- [INPUT MATERIAL]:

○ ○ ○ ○ ○ ○ ○

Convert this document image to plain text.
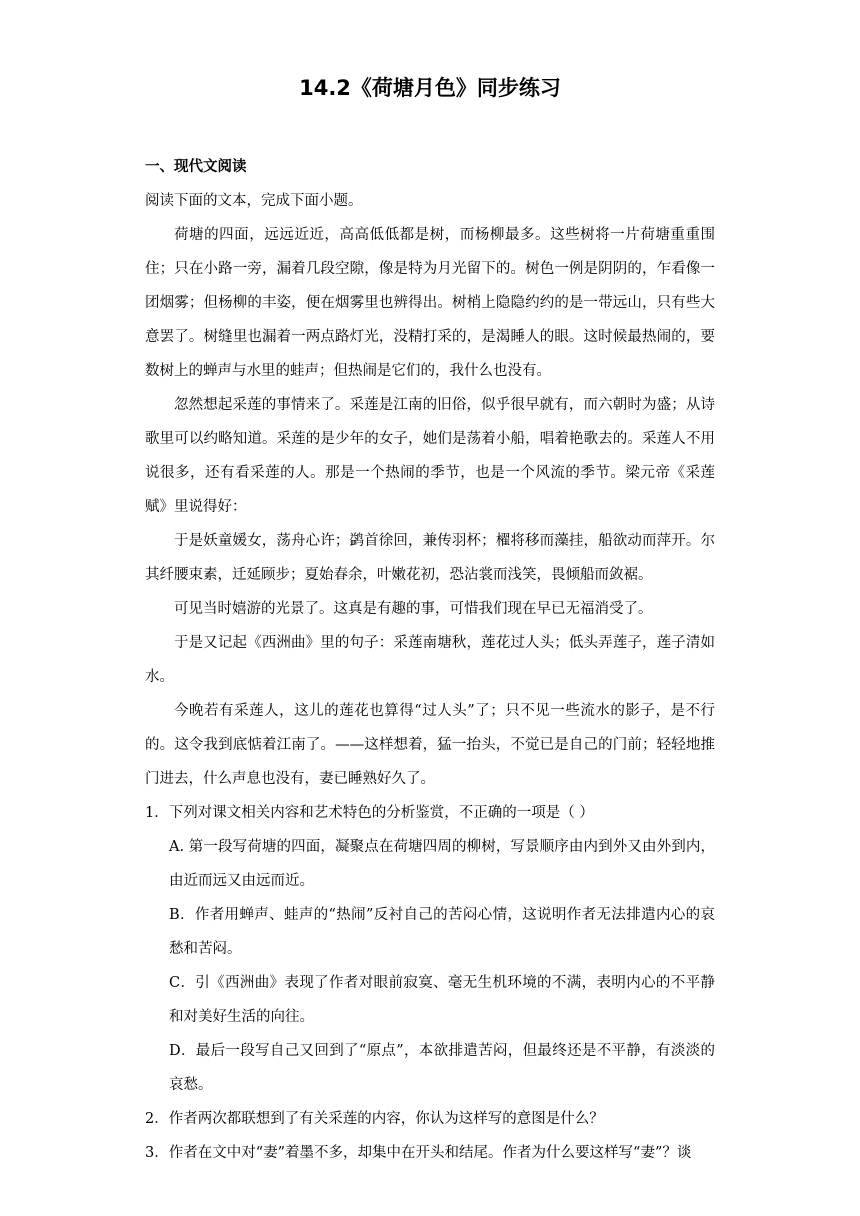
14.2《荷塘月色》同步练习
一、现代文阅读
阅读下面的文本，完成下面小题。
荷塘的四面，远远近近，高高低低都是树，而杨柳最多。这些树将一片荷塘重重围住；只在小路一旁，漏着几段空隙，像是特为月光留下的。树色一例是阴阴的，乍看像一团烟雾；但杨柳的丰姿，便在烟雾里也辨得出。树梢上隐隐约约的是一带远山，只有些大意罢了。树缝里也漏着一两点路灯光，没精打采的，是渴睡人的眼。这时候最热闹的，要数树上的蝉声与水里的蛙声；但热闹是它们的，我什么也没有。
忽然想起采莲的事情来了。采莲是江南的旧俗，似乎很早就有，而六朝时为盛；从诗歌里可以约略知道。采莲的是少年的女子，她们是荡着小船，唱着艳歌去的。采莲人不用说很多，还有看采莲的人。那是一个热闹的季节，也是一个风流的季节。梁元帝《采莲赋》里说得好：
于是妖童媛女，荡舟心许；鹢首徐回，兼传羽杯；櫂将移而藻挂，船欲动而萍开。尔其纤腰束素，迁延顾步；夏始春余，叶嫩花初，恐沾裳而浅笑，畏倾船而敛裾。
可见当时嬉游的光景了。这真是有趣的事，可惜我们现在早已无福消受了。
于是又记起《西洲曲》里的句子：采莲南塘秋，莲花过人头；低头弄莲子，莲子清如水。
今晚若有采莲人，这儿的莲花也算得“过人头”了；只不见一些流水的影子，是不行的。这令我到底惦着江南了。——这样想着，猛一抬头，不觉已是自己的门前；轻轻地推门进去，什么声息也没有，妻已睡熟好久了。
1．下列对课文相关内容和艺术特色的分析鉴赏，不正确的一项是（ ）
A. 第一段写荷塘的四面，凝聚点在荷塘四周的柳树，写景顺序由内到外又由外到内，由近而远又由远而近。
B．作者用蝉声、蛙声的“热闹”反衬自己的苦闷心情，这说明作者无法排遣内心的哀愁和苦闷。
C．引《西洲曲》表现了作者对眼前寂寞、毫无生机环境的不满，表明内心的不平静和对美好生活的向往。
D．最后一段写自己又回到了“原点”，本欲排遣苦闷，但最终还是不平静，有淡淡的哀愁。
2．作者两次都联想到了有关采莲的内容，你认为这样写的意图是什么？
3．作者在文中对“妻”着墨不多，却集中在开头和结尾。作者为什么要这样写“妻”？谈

○ ○ ○ ○ ○ ○ ○

- [STATED TASK]: Repeat each line of the records above exactly, but do not copy the pictures.

- [ANSWER FOR THIS EXERCISE]:
Convert this document image to plain text.
14.2《荷塘月色》同步练习
一、现代文阅读
阅读下面的文本，完成下面小题。
荷塘的四面，远远近近，高高低低都是树，而杨柳最多。这些树将一片荷塘重重围住；只在小路一旁，漏着几段空隙，像是特为月光留下的。树色一例是阴阴的，乍看像一团烟雾；但杨柳的丰姿，便在烟雾里也辨得出。树梢上隐隐约约的是一带远山，只有些大意罢了。树缝里也漏着一两点路灯光，没精打采的，是渴睡人的眼。这时候最热闹的，要数树上的蝉声与水里的蛙声；但热闹是它们的，我什么也没有。
忽然想起采莲的事情来了。采莲是江南的旧俗，似乎很早就有，而六朝时为盛；从诗歌里可以约略知道。采莲的是少年的女子，她们是荡着小船，唱着艳歌去的。采莲人不用说很多，还有看采莲的人。那是一个热闹的季节，也是一个风流的季节。梁元帝《采莲赋》里说得好：
于是妖童媛女，荡舟心许；鹢首徐回，兼传羽杯；櫂将移而藻挂，船欲动而萍开。尔其纤腰束素，迁延顾步；夏始春余，叶嫩花初，恐沾裳而浅笑，畏倾船而敛裾。
可见当时嬉游的光景了。这真是有趣的事，可惜我们现在早已无福消受了。
于是又记起《西洲曲》里的句子：采莲南塘秋，莲花过人头；低头弄莲子，莲子清如水。
今晚若有采莲人，这儿的莲花也算得“过人头”了；只不见一些流水的影子，是不行的。这令我到底惦着江南了。——这样想着，猛一抬头，不觉已是自己的门前；轻轻地推门进去，什么声息也没有，妻已睡熟好久了。
1．下列对课文相关内容和艺术特色的分析鉴赏，不正确的一项是（ ）
A. 第一段写荷塘的四面，凝聚点在荷塘四周的柳树，写景顺序由内到外又由外到内，由近而远又由远而近。
B．作者用蝉声、蛙声的“热闹”反衬自己的苦闷心情，这说明作者无法排遣内心的哀愁和苦闷。
C．引《西洲曲》表现了作者对眼前寂寞、毫无生机环境的不满，表明内心的不平静和对美好生活的向往。
D．最后一段写自己又回到了“原点”，本欲排遣苦闷，但最终还是不平静，有淡淡的哀愁。
2．作者两次都联想到了有关采莲的内容，你认为这样写的意图是什么？
3．作者在文中对“妻”着墨不多，却集中在开头和结尾。作者为什么要这样写“妻”？谈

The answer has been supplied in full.